>> start Supplied records

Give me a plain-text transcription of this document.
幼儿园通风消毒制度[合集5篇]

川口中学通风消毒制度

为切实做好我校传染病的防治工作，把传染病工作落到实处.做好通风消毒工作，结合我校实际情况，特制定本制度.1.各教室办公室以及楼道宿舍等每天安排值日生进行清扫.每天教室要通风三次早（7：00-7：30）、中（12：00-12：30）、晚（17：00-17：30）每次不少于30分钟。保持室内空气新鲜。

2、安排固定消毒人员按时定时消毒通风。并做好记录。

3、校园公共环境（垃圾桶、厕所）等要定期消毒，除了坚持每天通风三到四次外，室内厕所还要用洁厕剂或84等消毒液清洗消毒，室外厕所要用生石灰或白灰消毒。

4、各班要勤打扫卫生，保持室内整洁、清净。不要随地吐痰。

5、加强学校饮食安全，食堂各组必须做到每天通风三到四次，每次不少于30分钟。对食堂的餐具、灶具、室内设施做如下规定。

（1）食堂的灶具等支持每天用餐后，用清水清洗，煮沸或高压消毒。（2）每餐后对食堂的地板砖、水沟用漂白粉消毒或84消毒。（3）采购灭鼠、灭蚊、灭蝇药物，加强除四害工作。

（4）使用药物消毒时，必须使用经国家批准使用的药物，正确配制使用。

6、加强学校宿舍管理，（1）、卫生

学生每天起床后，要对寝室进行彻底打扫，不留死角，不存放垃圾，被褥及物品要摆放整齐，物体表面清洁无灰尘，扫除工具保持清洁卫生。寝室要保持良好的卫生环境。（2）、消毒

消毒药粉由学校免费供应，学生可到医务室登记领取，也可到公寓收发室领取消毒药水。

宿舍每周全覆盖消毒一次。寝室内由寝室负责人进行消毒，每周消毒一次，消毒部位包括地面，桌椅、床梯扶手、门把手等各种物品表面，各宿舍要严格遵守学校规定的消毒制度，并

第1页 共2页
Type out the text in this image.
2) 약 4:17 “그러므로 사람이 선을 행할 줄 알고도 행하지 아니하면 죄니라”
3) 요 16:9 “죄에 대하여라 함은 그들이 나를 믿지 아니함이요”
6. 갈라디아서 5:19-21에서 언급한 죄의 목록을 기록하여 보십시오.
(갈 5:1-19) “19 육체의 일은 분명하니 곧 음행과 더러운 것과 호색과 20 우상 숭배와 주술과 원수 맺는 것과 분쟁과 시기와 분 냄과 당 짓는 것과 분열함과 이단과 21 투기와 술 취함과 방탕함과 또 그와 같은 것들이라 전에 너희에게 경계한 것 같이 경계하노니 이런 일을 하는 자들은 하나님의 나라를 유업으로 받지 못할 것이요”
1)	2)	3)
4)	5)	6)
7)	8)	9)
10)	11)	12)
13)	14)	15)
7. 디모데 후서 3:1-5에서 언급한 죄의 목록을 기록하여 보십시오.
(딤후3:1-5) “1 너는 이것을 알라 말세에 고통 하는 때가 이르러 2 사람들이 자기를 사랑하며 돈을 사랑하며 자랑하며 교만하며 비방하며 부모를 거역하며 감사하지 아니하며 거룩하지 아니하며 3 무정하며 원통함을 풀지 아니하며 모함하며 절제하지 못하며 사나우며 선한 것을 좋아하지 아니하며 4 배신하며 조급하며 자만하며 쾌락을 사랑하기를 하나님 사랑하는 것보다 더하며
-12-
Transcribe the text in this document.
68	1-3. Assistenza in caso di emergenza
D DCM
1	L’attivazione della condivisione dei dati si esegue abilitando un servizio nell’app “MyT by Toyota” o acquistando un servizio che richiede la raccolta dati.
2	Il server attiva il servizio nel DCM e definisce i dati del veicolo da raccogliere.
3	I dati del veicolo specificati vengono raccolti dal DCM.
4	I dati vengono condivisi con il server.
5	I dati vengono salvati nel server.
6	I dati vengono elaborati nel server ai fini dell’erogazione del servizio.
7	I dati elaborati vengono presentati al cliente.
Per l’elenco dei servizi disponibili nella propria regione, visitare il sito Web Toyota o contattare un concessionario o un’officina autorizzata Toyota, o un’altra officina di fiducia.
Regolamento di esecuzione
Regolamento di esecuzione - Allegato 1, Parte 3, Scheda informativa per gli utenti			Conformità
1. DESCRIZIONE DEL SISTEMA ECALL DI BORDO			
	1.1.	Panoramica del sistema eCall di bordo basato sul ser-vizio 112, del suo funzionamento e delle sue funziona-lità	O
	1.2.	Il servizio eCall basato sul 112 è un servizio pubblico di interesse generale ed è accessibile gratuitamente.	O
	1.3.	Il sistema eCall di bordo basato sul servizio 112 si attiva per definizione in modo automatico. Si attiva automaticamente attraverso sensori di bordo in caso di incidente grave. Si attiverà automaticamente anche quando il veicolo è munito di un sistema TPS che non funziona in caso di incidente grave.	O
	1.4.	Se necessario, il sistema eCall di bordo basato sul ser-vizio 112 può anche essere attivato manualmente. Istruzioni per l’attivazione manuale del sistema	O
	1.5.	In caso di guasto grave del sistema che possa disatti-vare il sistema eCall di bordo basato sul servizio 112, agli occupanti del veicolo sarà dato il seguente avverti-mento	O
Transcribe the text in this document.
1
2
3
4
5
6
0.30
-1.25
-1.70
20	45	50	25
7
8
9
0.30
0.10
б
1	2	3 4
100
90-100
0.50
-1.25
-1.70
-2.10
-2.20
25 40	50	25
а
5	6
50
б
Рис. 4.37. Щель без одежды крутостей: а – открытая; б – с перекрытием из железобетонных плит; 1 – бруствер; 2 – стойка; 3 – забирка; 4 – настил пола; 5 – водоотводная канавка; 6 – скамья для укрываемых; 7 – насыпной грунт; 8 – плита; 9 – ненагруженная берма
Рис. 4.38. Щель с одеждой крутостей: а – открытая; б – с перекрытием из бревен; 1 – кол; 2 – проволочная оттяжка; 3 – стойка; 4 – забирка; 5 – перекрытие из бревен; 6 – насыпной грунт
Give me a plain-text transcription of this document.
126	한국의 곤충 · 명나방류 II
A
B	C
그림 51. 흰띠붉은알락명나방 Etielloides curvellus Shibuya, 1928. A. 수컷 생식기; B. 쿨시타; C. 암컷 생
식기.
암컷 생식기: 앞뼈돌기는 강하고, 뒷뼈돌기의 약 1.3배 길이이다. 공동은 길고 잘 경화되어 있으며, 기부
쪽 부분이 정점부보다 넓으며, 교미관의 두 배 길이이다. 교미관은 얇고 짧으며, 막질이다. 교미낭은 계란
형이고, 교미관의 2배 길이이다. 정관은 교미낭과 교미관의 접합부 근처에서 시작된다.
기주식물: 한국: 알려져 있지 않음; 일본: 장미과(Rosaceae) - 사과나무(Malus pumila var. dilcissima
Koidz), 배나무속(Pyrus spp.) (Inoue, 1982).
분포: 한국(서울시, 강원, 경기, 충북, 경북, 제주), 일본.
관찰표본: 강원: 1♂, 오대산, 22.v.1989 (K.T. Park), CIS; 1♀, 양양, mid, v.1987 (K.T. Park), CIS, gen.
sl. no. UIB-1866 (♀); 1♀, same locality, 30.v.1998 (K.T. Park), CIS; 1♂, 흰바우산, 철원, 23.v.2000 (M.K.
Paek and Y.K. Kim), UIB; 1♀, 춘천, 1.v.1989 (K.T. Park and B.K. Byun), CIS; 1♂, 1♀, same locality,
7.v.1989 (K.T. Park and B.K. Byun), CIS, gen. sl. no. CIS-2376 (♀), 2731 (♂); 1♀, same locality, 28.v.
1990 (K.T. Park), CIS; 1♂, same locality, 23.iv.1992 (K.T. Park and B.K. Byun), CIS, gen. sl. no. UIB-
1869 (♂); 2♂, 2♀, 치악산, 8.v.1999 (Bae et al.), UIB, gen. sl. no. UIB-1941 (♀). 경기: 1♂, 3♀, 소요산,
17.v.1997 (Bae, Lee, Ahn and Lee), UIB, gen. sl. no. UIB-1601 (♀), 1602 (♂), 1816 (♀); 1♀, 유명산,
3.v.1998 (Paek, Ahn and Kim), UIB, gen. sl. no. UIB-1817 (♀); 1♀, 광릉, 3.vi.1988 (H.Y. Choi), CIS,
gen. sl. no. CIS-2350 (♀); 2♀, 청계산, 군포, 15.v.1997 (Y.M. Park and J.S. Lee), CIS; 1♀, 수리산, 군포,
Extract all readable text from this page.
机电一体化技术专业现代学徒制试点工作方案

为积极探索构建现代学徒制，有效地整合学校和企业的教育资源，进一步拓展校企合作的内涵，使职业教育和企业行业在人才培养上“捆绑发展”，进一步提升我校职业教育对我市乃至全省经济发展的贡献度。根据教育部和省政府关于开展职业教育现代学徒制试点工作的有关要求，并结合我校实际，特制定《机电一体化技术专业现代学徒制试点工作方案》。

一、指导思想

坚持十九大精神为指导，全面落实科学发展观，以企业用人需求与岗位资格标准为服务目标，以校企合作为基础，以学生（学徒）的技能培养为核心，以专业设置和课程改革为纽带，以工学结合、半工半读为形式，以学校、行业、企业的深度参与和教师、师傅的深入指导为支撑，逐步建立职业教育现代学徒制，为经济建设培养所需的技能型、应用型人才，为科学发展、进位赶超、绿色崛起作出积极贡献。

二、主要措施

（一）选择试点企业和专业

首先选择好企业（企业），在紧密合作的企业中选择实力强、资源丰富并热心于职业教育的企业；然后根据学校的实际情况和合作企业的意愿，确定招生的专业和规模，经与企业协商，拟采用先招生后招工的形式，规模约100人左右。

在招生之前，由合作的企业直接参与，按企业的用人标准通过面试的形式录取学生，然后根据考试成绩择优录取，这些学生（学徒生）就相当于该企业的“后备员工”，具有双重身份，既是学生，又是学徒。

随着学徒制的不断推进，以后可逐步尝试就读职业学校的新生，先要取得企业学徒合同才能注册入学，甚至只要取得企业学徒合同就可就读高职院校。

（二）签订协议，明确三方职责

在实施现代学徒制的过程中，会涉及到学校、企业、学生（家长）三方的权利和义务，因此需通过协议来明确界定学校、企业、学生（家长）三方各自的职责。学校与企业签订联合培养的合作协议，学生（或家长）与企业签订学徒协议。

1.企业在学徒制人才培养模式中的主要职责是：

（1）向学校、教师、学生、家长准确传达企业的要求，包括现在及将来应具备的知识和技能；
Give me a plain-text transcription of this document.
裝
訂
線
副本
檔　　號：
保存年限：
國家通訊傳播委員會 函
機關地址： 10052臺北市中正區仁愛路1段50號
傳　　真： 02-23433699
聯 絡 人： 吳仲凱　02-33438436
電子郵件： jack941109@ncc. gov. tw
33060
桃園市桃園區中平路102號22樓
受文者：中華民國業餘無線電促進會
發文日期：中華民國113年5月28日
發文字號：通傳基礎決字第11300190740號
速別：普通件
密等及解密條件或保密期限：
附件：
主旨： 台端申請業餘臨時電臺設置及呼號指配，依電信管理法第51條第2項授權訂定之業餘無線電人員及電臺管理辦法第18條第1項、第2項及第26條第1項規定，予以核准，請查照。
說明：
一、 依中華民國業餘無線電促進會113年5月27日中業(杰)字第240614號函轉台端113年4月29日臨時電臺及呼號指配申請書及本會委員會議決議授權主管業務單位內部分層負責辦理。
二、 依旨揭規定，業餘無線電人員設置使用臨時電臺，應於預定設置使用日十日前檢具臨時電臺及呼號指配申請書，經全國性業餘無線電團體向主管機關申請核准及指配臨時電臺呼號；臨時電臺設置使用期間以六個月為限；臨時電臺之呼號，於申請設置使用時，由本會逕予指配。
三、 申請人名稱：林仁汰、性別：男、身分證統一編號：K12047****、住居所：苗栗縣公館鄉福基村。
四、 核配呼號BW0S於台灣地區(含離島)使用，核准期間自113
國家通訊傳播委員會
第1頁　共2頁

>> end Supplied records

_Direction:_ Return each line of the data that contains the string "esecuzione".

_Answer to this problem:_
Regolamento di esecuzione
Regolamento di esecuzione - Allegato 1, Parte 3, Scheda informativa per gli utenti			Conformità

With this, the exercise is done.